[Data rows]
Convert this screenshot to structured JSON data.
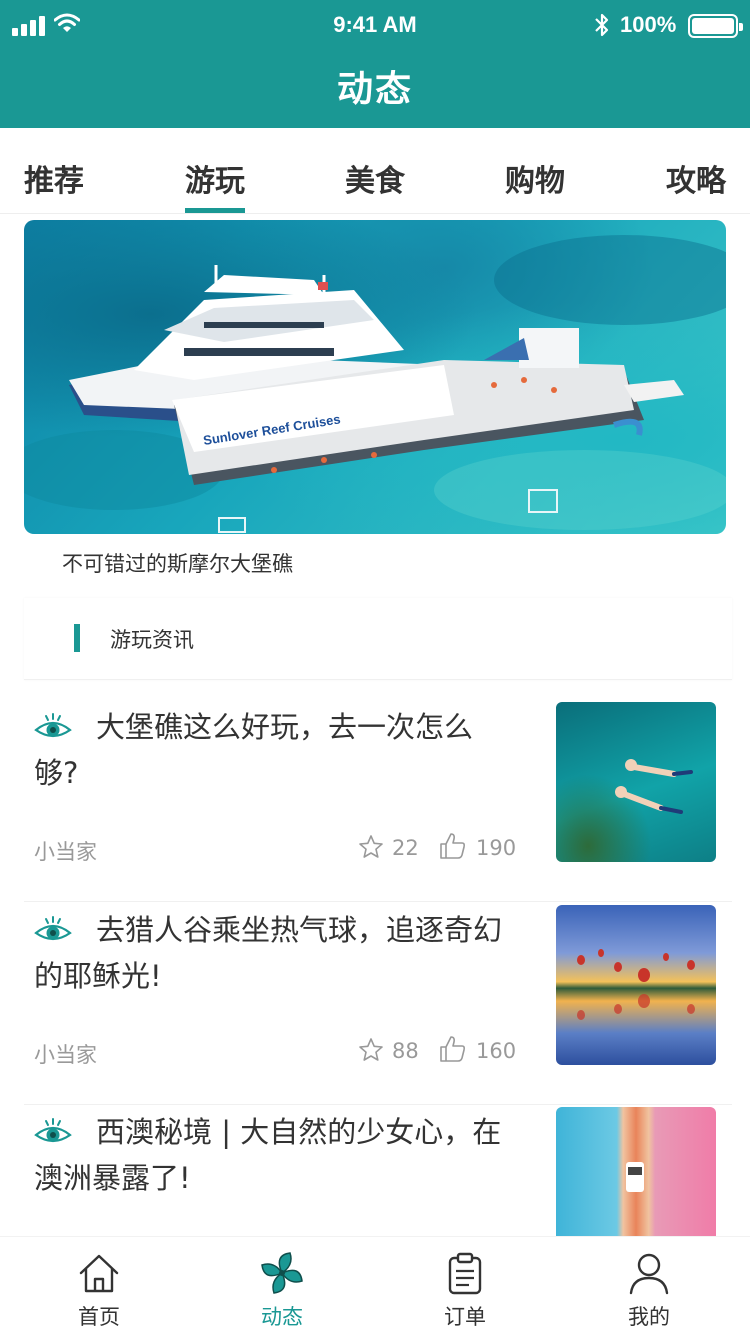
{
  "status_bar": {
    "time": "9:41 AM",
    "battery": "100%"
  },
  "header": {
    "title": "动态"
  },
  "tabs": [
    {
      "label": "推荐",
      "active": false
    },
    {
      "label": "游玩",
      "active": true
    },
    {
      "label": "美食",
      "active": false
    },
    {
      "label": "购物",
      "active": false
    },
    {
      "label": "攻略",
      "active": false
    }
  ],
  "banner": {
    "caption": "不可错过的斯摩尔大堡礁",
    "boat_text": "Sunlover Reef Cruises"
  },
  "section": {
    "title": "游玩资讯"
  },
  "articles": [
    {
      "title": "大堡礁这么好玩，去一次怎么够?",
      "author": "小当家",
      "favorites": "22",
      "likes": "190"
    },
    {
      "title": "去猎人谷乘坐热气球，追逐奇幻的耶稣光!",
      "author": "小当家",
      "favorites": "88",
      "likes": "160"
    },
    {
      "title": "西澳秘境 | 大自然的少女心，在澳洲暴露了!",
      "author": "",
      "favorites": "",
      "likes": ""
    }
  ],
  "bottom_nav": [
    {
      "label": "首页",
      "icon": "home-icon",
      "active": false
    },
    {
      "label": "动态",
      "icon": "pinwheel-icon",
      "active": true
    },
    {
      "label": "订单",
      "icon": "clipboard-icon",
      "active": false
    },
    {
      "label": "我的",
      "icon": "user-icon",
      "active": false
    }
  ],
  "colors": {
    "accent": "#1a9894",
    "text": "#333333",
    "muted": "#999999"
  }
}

--

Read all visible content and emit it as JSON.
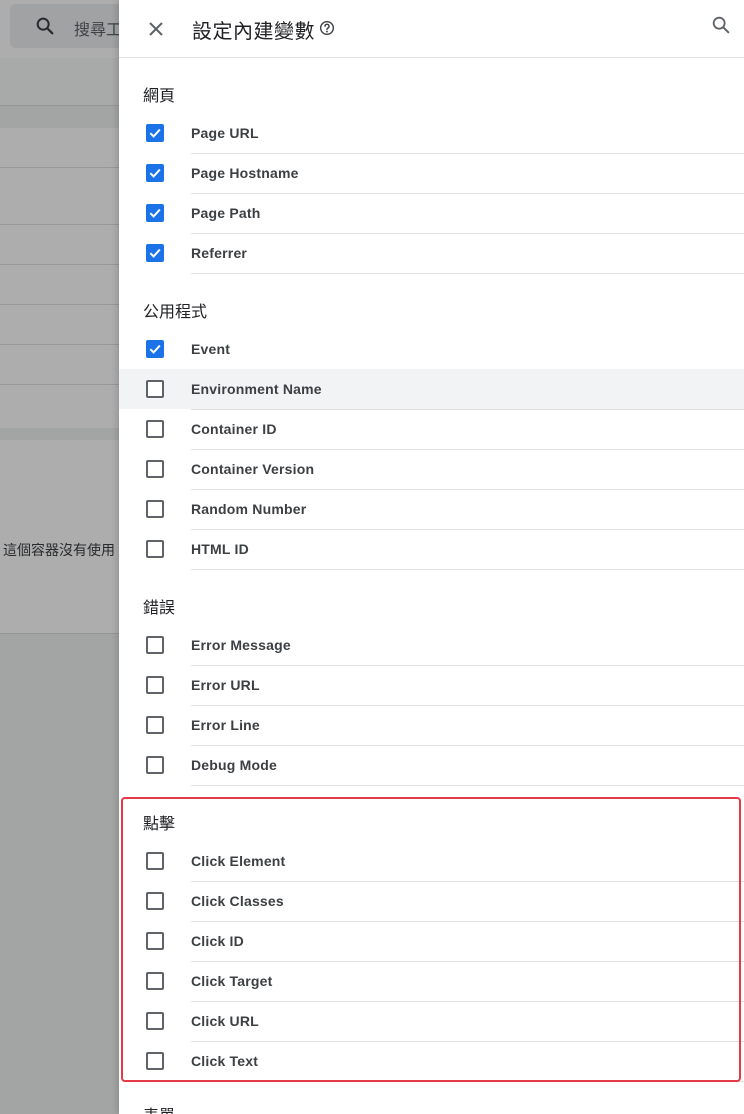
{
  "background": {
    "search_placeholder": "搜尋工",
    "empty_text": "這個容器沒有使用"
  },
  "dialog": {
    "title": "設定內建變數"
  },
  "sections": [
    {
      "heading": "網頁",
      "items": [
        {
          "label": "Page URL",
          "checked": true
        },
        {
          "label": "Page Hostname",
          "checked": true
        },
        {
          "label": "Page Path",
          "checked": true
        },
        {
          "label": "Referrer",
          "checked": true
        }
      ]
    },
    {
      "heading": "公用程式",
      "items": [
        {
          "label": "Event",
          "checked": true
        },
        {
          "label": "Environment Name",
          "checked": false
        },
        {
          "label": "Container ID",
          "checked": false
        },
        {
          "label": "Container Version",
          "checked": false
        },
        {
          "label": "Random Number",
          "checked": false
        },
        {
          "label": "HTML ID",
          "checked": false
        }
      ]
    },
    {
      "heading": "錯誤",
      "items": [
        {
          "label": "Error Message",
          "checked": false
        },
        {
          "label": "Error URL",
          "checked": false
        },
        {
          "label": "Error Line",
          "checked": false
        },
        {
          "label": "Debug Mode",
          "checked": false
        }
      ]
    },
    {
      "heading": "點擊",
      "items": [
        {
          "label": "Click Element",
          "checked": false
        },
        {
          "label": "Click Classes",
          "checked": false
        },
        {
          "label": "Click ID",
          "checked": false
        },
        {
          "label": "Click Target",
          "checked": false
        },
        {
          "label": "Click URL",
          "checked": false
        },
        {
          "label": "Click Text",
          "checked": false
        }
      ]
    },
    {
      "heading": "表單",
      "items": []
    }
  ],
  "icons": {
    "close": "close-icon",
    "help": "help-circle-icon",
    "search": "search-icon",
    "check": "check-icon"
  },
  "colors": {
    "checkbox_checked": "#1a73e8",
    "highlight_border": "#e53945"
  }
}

...

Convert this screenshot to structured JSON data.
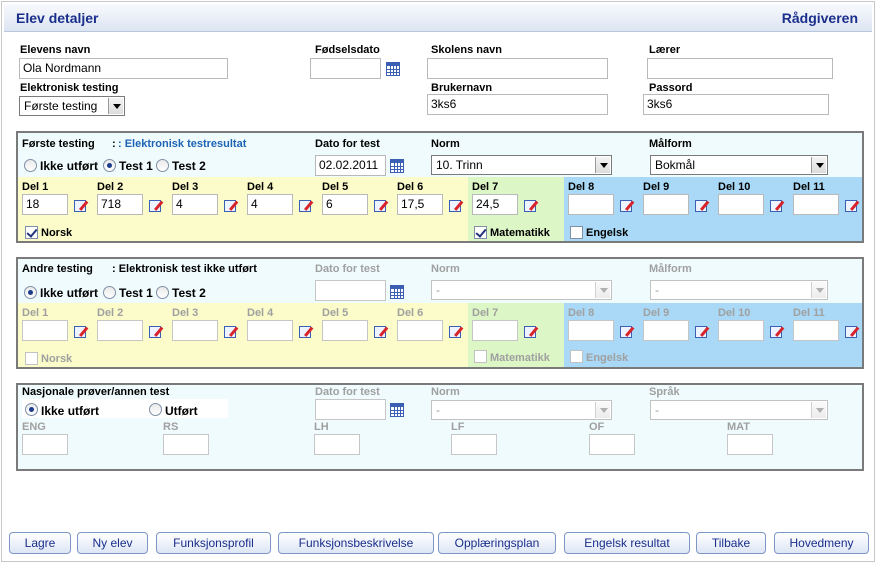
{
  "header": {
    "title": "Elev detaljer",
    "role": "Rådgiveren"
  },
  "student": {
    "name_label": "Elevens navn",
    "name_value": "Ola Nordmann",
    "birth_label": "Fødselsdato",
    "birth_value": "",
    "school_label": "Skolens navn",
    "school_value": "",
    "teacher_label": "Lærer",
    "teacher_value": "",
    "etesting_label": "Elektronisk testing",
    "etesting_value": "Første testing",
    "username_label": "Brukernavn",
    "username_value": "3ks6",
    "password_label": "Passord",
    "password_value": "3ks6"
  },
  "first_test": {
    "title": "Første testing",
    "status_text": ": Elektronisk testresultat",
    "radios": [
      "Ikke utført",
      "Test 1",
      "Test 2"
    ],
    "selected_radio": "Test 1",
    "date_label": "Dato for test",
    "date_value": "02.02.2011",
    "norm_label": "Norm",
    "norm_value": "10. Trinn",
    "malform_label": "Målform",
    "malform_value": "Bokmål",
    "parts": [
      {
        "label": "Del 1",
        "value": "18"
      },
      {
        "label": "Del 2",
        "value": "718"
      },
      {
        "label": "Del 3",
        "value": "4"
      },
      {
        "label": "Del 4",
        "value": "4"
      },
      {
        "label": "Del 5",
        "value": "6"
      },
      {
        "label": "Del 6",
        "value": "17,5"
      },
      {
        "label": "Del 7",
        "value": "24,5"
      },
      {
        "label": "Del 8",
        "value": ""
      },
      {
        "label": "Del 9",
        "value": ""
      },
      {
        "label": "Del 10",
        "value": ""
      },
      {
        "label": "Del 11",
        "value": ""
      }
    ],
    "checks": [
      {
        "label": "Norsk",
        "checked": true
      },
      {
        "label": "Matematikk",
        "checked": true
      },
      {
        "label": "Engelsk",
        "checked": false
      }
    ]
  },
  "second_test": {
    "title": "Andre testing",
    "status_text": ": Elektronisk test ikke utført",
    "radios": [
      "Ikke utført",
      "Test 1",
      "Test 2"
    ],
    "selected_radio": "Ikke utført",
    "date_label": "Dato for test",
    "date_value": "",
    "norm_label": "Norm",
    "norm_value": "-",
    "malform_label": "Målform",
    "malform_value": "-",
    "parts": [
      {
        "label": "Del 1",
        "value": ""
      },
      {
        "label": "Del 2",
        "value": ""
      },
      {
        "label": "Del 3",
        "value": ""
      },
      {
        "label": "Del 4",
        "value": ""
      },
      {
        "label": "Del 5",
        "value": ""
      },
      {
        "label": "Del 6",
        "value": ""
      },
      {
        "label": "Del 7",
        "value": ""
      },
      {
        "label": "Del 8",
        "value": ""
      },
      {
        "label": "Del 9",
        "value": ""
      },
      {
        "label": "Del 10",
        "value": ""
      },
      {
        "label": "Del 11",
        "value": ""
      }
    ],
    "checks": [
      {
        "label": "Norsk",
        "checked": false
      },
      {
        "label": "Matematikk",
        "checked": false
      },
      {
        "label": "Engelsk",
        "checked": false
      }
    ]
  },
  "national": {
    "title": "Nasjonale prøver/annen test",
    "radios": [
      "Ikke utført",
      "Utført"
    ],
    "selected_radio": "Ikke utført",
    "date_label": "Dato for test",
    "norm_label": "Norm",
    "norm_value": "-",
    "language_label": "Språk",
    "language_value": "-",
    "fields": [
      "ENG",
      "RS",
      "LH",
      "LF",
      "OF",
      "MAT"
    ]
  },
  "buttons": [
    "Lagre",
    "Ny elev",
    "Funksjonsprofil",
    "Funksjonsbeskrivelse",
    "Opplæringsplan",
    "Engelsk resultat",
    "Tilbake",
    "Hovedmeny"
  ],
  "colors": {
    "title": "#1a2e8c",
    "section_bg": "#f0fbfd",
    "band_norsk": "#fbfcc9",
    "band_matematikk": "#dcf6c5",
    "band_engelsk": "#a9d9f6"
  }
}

[Task requirements] Copy each line from the records above that includes the string "Click".

[Answer in full]
          "label": "Click Element",
          "label": "Click Classes",
          "label": "Click ID",
          "label": "Click Target",
          "label": "Click URL",
          "label": "Click Text",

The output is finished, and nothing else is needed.